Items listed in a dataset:

------------------------------------------------------------------------

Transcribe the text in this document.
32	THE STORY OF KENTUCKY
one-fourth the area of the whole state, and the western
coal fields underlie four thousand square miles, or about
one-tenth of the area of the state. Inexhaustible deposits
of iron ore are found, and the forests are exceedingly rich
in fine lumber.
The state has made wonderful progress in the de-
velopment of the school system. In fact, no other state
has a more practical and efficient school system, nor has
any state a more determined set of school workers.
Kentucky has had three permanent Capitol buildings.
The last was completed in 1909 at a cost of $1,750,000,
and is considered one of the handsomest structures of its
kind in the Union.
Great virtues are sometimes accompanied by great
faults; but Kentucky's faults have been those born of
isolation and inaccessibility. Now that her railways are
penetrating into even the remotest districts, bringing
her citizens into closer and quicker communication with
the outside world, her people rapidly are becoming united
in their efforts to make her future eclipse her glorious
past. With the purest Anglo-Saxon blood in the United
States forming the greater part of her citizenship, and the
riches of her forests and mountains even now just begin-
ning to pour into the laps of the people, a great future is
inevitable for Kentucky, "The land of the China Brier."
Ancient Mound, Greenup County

------------------------------------------------------------------------

_What is needed_
The listing above must be transcribed exactly, line by line.

_Full solution_
Transcribe the text in this document.
32	THE STORY OF KENTUCKY
one-fourth the area of the whole state, and the western
coal fields underlie four thousand square miles, or about
one-tenth of the area of the state. Inexhaustible deposits
of iron ore are found, and the forests are exceedingly rich
in fine lumber.
The state has made wonderful progress in the de-
velopment of the school system. In fact, no other state
has a more practical and efficient school system, nor has
any state a more determined set of school workers.
Kentucky has had three permanent Capitol buildings.
The last was completed in 1909 at a cost of $1,750,000,
and is considered one of the handsomest structures of its
kind in the Union.
Great virtues are sometimes accompanied by great
faults; but Kentucky's faults have been those born of
isolation and inaccessibility. Now that her railways are
penetrating into even the remotest districts, bringing
her citizens into closer and quicker communication with
the outside world, her people rapidly are becoming united
in their efforts to make her future eclipse her glorious
past. With the purest Anglo-Saxon blood in the United
States forming the greater part of her citizenship, and the
riches of her forests and mountains even now just begin-
ning to pour into the laps of the people, a great future is
inevitable for Kentucky, "The land of the China Brier."
Ancient Mound, Greenup County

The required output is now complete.